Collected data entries

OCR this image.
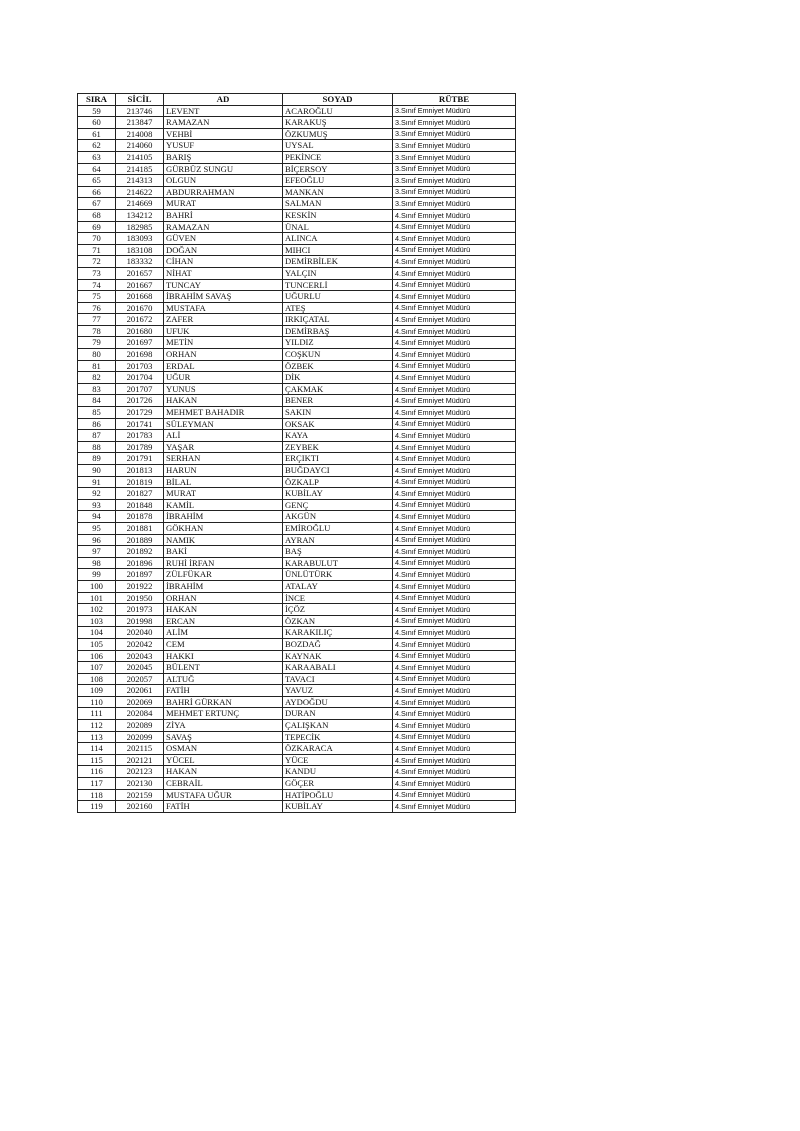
SIRA	SİCİL	AD	SOYAD	RÜTBE
59	213746	LEVENT	ACAROĞLU	3.Sınıf Emniyet Müdürü
60	213847	RAMAZAN	KARAKUŞ	3.Sınıf Emniyet Müdürü
61	214008	VEHBİ	ÖZKUMUŞ	3.Sınıf Emniyet Müdürü
62	214060	YUSUF	UYSAL	3.Sınıf Emniyet Müdürü
63	214105	BARIŞ	PEKİNCE	3.Sınıf Emniyet Müdürü
64	214185	GÜRBÜZ SUNGU	BİÇERSOY	3.Sınıf Emniyet Müdürü
65	214313	OLGUN	EFEOĞLU	3.Sınıf Emniyet Müdürü
66	214622	ABDURRAHMAN	MANKAN	3.Sınıf Emniyet Müdürü
67	214669	MURAT	SALMAN	3.Sınıf Emniyet Müdürü
68	134212	BAHRİ	KESKİN	4.Sınıf Emniyet Müdürü
69	182985	RAMAZAN	ÜNAL	4.Sınıf Emniyet Müdürü
70	183093	GÜVEN	ALINCA	4.Sınıf Emniyet Müdürü
71	183108	DOĞAN	MIHCI	4.Sınıf Emniyet Müdürü
72	183332	CİHAN	DEMİRBİLEK	4.Sınıf Emniyet Müdürü
73	201657	NİHAT	YALÇIN	4.Sınıf Emniyet Müdürü
74	201667	TUNCAY	TUNCERLİ	4.Sınıf Emniyet Müdürü
75	201668	İBRAHİM SAVAŞ	UĞURLU	4.Sınıf Emniyet Müdürü
76	201670	MUSTAFA	ATEŞ	4.Sınıf Emniyet Müdürü
77	201672	ZAFER	IRKIÇATAL	4.Sınıf Emniyet Müdürü
78	201680	UFUK	DEMİRBAŞ	4.Sınıf Emniyet Müdürü
79	201697	METİN	YILDIZ	4.Sınıf Emniyet Müdürü
80	201698	ORHAN	COŞKUN	4.Sınıf Emniyet Müdürü
81	201703	ERDAL	ÖZBEK	4.Sınıf Emniyet Müdürü
82	201704	UĞUR	DİK	4.Sınıf Emniyet Müdürü
83	201707	YUNUS	ÇAKMAK	4.Sınıf Emniyet Müdürü
84	201726	HAKAN	BENER	4.Sınıf Emniyet Müdürü
85	201729	MEHMET BAHADIR	SAKIN	4.Sınıf Emniyet Müdürü
86	201741	SÜLEYMAN	OKSAK	4.Sınıf Emniyet Müdürü
87	201783	ALİ	KAYA	4.Sınıf Emniyet Müdürü
88	201789	YAŞAR	ZEYBEK	4.Sınıf Emniyet Müdürü
89	201791	SERHAN	ERÇIKTI	4.Sınıf Emniyet Müdürü
90	201813	HARUN	BUĞDAYCI	4.Sınıf Emniyet Müdürü
91	201819	BİLAL	ÖZKALP	4.Sınıf Emniyet Müdürü
92	201827	MURAT	KUBİLAY	4.Sınıf Emniyet Müdürü
93	201848	KAMİL	GENÇ	4.Sınıf Emniyet Müdürü
94	201878	İBRAHİM	AKGÜN	4.Sınıf Emniyet Müdürü
95	201881	GÖKHAN	EMİROĞLU	4.Sınıf Emniyet Müdürü
96	201889	NAMIK	AYRAN	4.Sınıf Emniyet Müdürü
97	201892	BAKİ	BAŞ	4.Sınıf Emniyet Müdürü
98	201896	RUHİ İRFAN	KARABULUT	4.Sınıf Emniyet Müdürü
99	201897	ZÜLFÜKAR	ÜNLÜTÜRK	4.Sınıf Emniyet Müdürü
100	201922	İBRAHİM	ATALAY	4.Sınıf Emniyet Müdürü
101	201950	ORHAN	İNCE	4.Sınıf Emniyet Müdürü
102	201973	HAKAN	İÇÖZ	4.Sınıf Emniyet Müdürü
103	201998	ERCAN	ÖZKAN	4.Sınıf Emniyet Müdürü
104	202040	ALİM	KARAKILIÇ	4.Sınıf Emniyet Müdürü
105	202042	CEM	BOZDAĞ	4.Sınıf Emniyet Müdürü
106	202043	HAKKI	KAYNAK	4.Sınıf Emniyet Müdürü
107	202045	BÜLENT	KARAABALI	4.Sınıf Emniyet Müdürü
108	202057	ALTUĞ	TAVACI	4.Sınıf Emniyet Müdürü
109	202061	FATİH	YAVUZ	4.Sınıf Emniyet Müdürü
110	202069	BAHRİ GÜRKAN	AYDOĞDU	4.Sınıf Emniyet Müdürü
111	202084	MEHMET ERTUNÇ	DURAN	4.Sınıf Emniyet Müdürü
112	202089	ZİYA	ÇALIŞKAN	4.Sınıf Emniyet Müdürü
113	202099	SAVAŞ	TEPECİK	4.Sınıf Emniyet Müdürü
114	202115	OSMAN	ÖZKARACA	4.Sınıf Emniyet Müdürü
115	202121	YÜCEL	YÜCE	4.Sınıf Emniyet Müdürü
116	202123	HAKAN	KANDU	4.Sınıf Emniyet Müdürü
117	202130	CEBRAİL	GÖÇER	4.Sınıf Emniyet Müdürü
118	202159	MUSTAFA UĞUR	HATİPOĞLU	4.Sınıf Emniyet Müdürü
119	202160	FATİH	KUBİLAY	4.Sınıf Emniyet Müdürü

### What is asked
Give only a number: how many lines of the data hold the string "HAKAN"?

### Written answer
3